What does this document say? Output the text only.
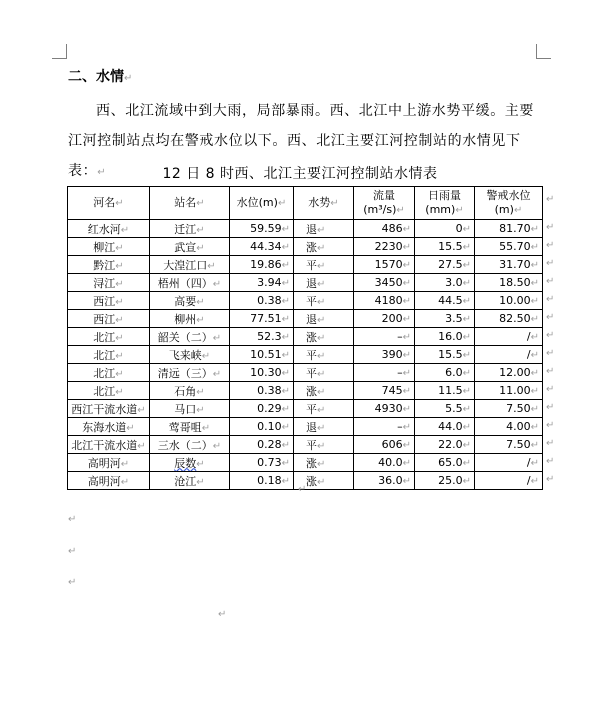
二、水情↵
西、北江流域中到大雨，局部暴雨。西、北江中上游水势平缓。主要江河控制站点均在警戒水位以下。西、北江主要江河控制站的水情见下表：↵	12 日 8 时西、北江主要江河控制站水情表
河名↵	站名↵	水位(m)↵	水势↵	流量 (m³/s)↵	日雨量 (mm)↵	警戒水位 (m)↵
红水河↵	迁江↵	59.59↵	退↵	486↵	0↵	81.70↵
柳江↵	武宣↵	44.34↵	涨↵	2230↵	15.5↵	55.70↵
黔江↵	大湟江口↵	19.86↵	平↵	1570↵	27.5↵	31.70↵
浔江↵	梧州（四）↵	3.94↵	退↵	3450↵	3.0↵	18.50↵
西江↵	高要↵	0.38↵	平↵	4180↵	44.5↵	10.00↵
西江↵	柳州↵	77.51↵	退↵	200↵	3.5↵	82.50↵
北江↵	韶关（二）↵	52.3↵	涨↵	–↵	16.0↵	/↵
北江↵	飞来峡↵	10.51↵	平↵	390↵	15.5↵	/↵
北江↵	清远（三）↵	10.30↵	平↵	–↵	6.0↵	12.00↵
北江↵	石角↵	0.38↵	涨↵	745↵	11.5↵	11.00↵
西江干流水道↵	马口↵	0.29↵	平↵	4930↵	5.5↵	7.50↵
东海水道↵	莺哥咀↵	0.10↵	退↵	–↵	44.0↵	4.00↵
北江干流水道↵	三水（二）↵	0.28↵	平↵	606↵	22.0↵	7.50↵
高明河↵	辰数↵	0.73↵	涨↵	40.0↵	65.0↵	/↵
高明河↵	沧江↵	0.18↵	涨↵	36.0↵	25.0↵	/↵
↵
↵
↵
↵
↵
↵
↵
↵
↵
↵
↵
↵
↵
↵
↵
↵
↵
↵
↵
↵
↵
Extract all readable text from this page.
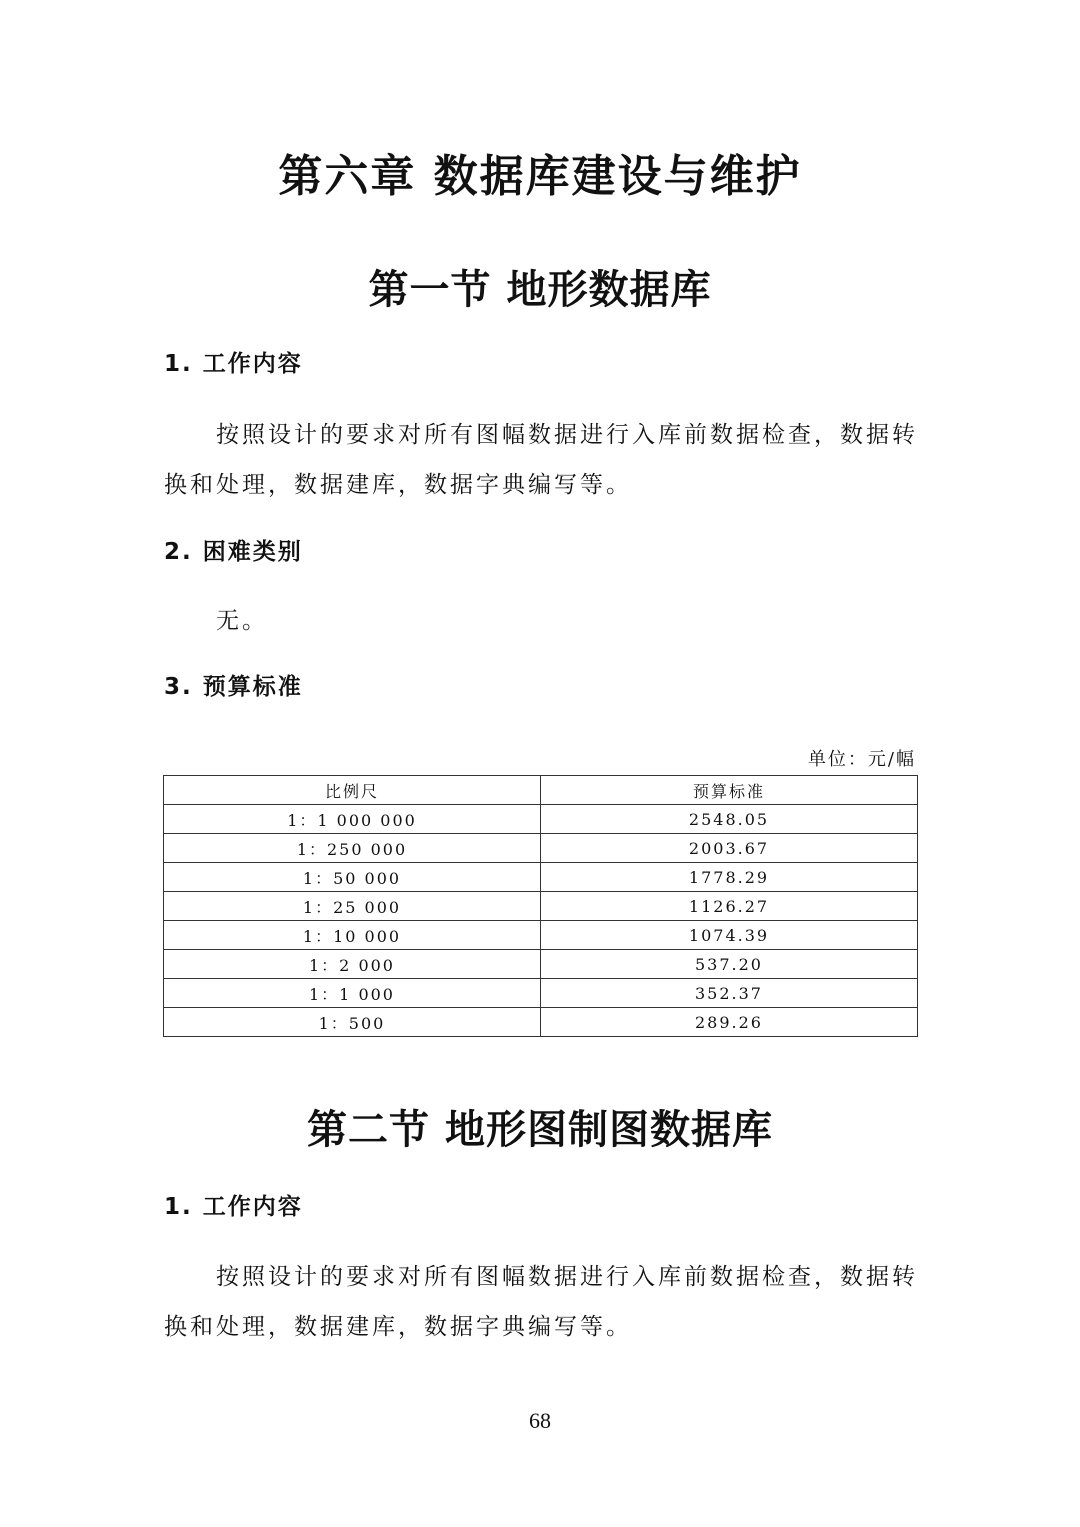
第六章 数据库建设与维护
第一节 地形数据库
1. 工作内容

按照设计的要求对所有图幅数据进行入库前数据检查，数据转换和处理，数据建库，数据字典编写等。

2. 困难类别

无。

3. 预算标准
单位：元/幅
比例尺	预算标准
1：1 000 000	2548.05
1：250 000	2003.67
1：50 000	1778.29
1：25 000	1126.27
1：10 000	1074.39
1：2 000	537.20
1：1 000	352.37
1：500	289.26
第二节 地形图制图数据库
1. 工作内容

按照设计的要求对所有图幅数据进行入库前数据检查，数据转换和处理，数据建库，数据字典编写等。

68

* [Problem description]: All of the material above needs to be restated exactly, with no pictures.

* [Output for this task]:
What does this document say? Output the text only.
二、水情↵
西、北江流域中到大雨，局部暴雨。西、北江中上游水势平缓。主要江河控制站点均在警戒水位以下。西、北江主要江河控制站的水情见下表：↵	12 日 8 时西、北江主要江河控制站水情表
河名↵	站名↵	水位(m)↵	水势↵	流量 (m³/s)↵	日雨量 (mm)↵	警戒水位 (m)↵
红水河↵	迁江↵	59.59↵	退↵	486↵	0↵	81.70↵
柳江↵	武宣↵	44.34↵	涨↵	2230↵	15.5↵	55.70↵
黔江↵	大湟江口↵	19.86↵	平↵	1570↵	27.5↵	31.70↵
浔江↵	梧州（四）↵	3.94↵	退↵	3450↵	3.0↵	18.50↵
西江↵	高要↵	0.38↵	平↵	4180↵	44.5↵	10.00↵
西江↵	柳州↵	77.51↵	退↵	200↵	3.5↵	82.50↵
北江↵	韶关（二）↵	52.3↵	涨↵	–↵	16.0↵	/↵
北江↵	飞来峡↵	10.51↵	平↵	390↵	15.5↵	/↵
北江↵	清远（三）↵	10.30↵	平↵	–↵	6.0↵	12.00↵
北江↵	石角↵	0.38↵	涨↵	745↵	11.5↵	11.00↵
西江干流水道↵	马口↵	0.29↵	平↵	4930↵	5.5↵	7.50↵
东海水道↵	莺哥咀↵	0.10↵	退↵	–↵	44.0↵	4.00↵
北江干流水道↵	三水（二）↵	0.28↵	平↵	606↵	22.0↵	7.50↵
高明河↵	辰数↵	0.73↵	涨↵	40.0↵	65.0↵	/↵
高明河↵	沧江↵	0.18↵	涨↵	36.0↵	25.0↵	/↵
↵
↵
↵
↵
↵
↵
↵
↵
↵
↵
↵
↵
↵
↵
↵
↵
↵
↵
↵
↵
↵
Extract all readable text from this page.
第六章 数据库建设与维护
第一节 地形数据库
1. 工作内容

按照设计的要求对所有图幅数据进行入库前数据检查，数据转换和处理，数据建库，数据字典编写等。

2. 困难类别

无。

3. 预算标准
单位：元/幅
比例尺	预算标准
1：1 000 000	2548.05
1：250 000	2003.67
1：50 000	1778.29
1：25 000	1126.27
1：10 000	1074.39
1：2 000	537.20
1：1 000	352.37
1：500	289.26
第二节 地形图制图数据库
1. 工作内容

按照设计的要求对所有图幅数据进行入库前数据检查，数据转换和处理，数据建库，数据字典编写等。

68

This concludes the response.